--- begin DATA FOR THIS TASK ---

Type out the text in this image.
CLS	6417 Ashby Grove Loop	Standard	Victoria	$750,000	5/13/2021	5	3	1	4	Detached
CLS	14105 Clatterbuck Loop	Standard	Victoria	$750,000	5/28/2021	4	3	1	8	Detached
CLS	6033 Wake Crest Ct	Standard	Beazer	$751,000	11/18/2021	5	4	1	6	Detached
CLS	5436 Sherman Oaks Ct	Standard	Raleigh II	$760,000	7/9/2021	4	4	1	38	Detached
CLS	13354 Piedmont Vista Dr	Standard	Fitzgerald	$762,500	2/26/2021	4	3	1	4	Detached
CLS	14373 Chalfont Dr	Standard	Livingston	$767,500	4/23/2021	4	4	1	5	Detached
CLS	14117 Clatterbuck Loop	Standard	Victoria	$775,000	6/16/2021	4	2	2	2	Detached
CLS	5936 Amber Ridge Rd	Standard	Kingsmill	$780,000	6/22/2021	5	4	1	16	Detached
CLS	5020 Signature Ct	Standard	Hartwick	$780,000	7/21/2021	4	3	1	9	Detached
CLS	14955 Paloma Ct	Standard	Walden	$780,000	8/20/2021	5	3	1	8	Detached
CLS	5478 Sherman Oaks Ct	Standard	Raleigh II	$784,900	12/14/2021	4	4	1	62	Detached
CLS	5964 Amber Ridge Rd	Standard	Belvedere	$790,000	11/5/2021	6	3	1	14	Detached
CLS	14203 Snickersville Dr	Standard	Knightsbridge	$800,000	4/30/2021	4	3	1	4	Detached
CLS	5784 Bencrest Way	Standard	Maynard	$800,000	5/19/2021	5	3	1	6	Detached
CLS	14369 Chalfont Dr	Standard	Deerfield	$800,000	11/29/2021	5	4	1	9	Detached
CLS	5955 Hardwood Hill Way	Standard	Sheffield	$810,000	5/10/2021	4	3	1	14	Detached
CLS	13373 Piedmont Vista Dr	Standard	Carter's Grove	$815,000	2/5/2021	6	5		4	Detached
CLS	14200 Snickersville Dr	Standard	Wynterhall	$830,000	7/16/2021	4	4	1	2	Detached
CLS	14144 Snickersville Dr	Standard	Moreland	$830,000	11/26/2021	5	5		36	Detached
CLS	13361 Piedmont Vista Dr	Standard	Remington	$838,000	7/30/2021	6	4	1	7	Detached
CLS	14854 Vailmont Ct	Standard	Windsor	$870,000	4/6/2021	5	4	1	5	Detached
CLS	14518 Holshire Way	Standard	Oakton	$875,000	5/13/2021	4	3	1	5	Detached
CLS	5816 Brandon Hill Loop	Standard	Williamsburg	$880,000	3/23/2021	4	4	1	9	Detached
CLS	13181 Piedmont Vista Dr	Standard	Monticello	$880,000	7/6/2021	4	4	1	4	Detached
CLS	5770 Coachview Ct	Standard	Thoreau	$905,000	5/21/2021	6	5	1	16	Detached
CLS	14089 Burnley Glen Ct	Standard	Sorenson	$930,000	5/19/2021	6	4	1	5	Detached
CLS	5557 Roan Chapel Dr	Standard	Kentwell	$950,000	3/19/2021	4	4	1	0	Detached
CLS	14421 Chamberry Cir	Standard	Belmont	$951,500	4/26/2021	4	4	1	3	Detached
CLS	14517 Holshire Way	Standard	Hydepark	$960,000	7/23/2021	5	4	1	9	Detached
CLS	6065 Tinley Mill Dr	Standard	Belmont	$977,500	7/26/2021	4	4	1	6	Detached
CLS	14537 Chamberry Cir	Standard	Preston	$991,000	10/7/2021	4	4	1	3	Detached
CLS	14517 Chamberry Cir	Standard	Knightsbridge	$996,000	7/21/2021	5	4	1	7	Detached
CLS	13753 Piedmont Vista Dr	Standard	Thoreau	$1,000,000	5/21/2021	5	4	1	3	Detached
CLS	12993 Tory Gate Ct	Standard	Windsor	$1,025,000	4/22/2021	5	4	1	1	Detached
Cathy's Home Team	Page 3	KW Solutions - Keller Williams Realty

--- end DATA FOR THIS TASK ---

TASK PROMPT
From the data above, extract every line in its exact form.

COMPLETE OUTPUT
Type out the text in this image.
CLS	6417 Ashby Grove Loop	Standard	Victoria	$750,000	5/13/2021	5	3	1	4	Detached
CLS	14105 Clatterbuck Loop	Standard	Victoria	$750,000	5/28/2021	4	3	1	8	Detached
CLS	6033 Wake Crest Ct	Standard	Beazer	$751,000	11/18/2021	5	4	1	6	Detached
CLS	5436 Sherman Oaks Ct	Standard	Raleigh II	$760,000	7/9/2021	4	4	1	38	Detached
CLS	13354 Piedmont Vista Dr	Standard	Fitzgerald	$762,500	2/26/2021	4	3	1	4	Detached
CLS	14373 Chalfont Dr	Standard	Livingston	$767,500	4/23/2021	4	4	1	5	Detached
CLS	14117 Clatterbuck Loop	Standard	Victoria	$775,000	6/16/2021	4	2	2	2	Detached
CLS	5936 Amber Ridge Rd	Standard	Kingsmill	$780,000	6/22/2021	5	4	1	16	Detached
CLS	5020 Signature Ct	Standard	Hartwick	$780,000	7/21/2021	4	3	1	9	Detached
CLS	14955 Paloma Ct	Standard	Walden	$780,000	8/20/2021	5	3	1	8	Detached
CLS	5478 Sherman Oaks Ct	Standard	Raleigh II	$784,900	12/14/2021	4	4	1	62	Detached
CLS	5964 Amber Ridge Rd	Standard	Belvedere	$790,000	11/5/2021	6	3	1	14	Detached
CLS	14203 Snickersville Dr	Standard	Knightsbridge	$800,000	4/30/2021	4	3	1	4	Detached
CLS	5784 Bencrest Way	Standard	Maynard	$800,000	5/19/2021	5	3	1	6	Detached
CLS	14369 Chalfont Dr	Standard	Deerfield	$800,000	11/29/2021	5	4	1	9	Detached
CLS	5955 Hardwood Hill Way	Standard	Sheffield	$810,000	5/10/2021	4	3	1	14	Detached
CLS	13373 Piedmont Vista Dr	Standard	Carter's Grove	$815,000	2/5/2021	6	5		4	Detached
CLS	14200 Snickersville Dr	Standard	Wynterhall	$830,000	7/16/2021	4	4	1	2	Detached
CLS	14144 Snickersville Dr	Standard	Moreland	$830,000	11/26/2021	5	5		36	Detached
CLS	13361 Piedmont Vista Dr	Standard	Remington	$838,000	7/30/2021	6	4	1	7	Detached
CLS	14854 Vailmont Ct	Standard	Windsor	$870,000	4/6/2021	5	4	1	5	Detached
CLS	14518 Holshire Way	Standard	Oakton	$875,000	5/13/2021	4	3	1	5	Detached
CLS	5816 Brandon Hill Loop	Standard	Williamsburg	$880,000	3/23/2021	4	4	1	9	Detached
CLS	13181 Piedmont Vista Dr	Standard	Monticello	$880,000	7/6/2021	4	4	1	4	Detached
CLS	5770 Coachview Ct	Standard	Thoreau	$905,000	5/21/2021	6	5	1	16	Detached
CLS	14089 Burnley Glen Ct	Standard	Sorenson	$930,000	5/19/2021	6	4	1	5	Detached
CLS	5557 Roan Chapel Dr	Standard	Kentwell	$950,000	3/19/2021	4	4	1	0	Detached
CLS	14421 Chamberry Cir	Standard	Belmont	$951,500	4/26/2021	4	4	1	3	Detached
CLS	14517 Holshire Way	Standard	Hydepark	$960,000	7/23/2021	5	4	1	9	Detached
CLS	6065 Tinley Mill Dr	Standard	Belmont	$977,500	7/26/2021	4	4	1	6	Detached
CLS	14537 Chamberry Cir	Standard	Preston	$991,000	10/7/2021	4	4	1	3	Detached
CLS	14517 Chamberry Cir	Standard	Knightsbridge	$996,000	7/21/2021	5	4	1	7	Detached
CLS	13753 Piedmont Vista Dr	Standard	Thoreau	$1,000,000	5/21/2021	5	4	1	3	Detached
CLS	12993 Tory Gate Ct	Standard	Windsor	$1,025,000	4/22/2021	5	4	1	1	Detached
Cathy's Home Team	Page 3	KW Solutions - Keller Williams Realty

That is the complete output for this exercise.